Task objective
Find each line holding the word "ESCALATOR" and give the number of such lines, nothing else.

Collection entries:
☆ ☆ ☆ ☆ ☆
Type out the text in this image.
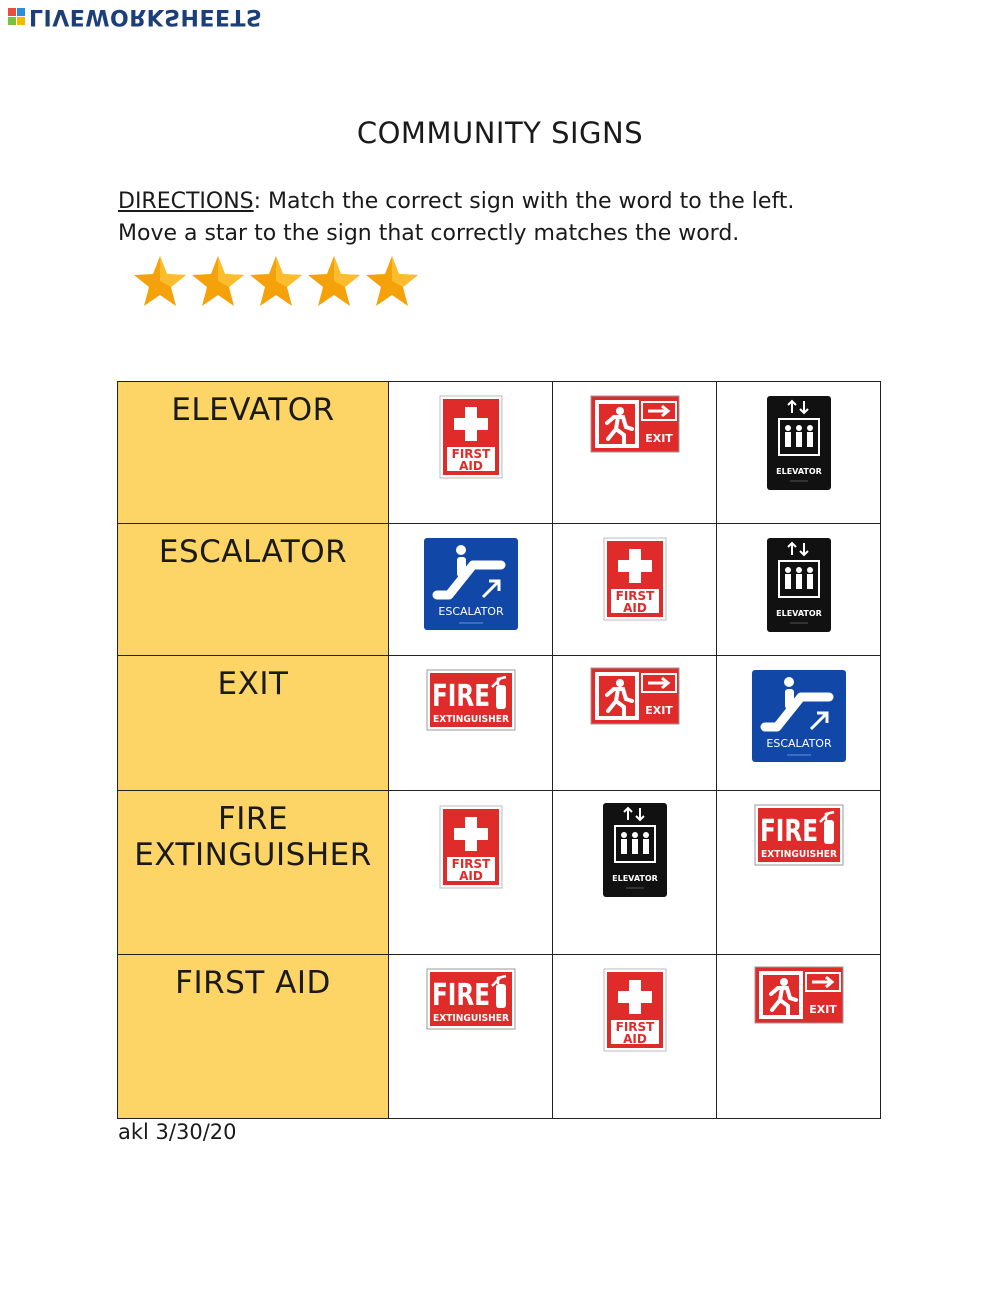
LIVEWORKSHEETS
COMMUNITY SIGNS
DIRECTIONS: Match the correct sign with the word to the left.
Move a star to the sign that correctly matches the word.
ELEVATOR	FIRST
AID	EXIT	ELEVATOR

ESCALATOR	ESCALATOR	FIRST
AID	ELEVATOR

EXIT	FIRE
EXTINGUISHER	EXIT	ESCALATOR

FIRE
EXTINGUISHER	FIRST
AID	ELEVATOR	FIRE
EXTINGUISHER

FIRST AID	FIRE
EXTINGUISHER	FIRST
AID	EXIT
akl 3/30/20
☆ ☆ ☆ ☆ ☆
Exercise answer
2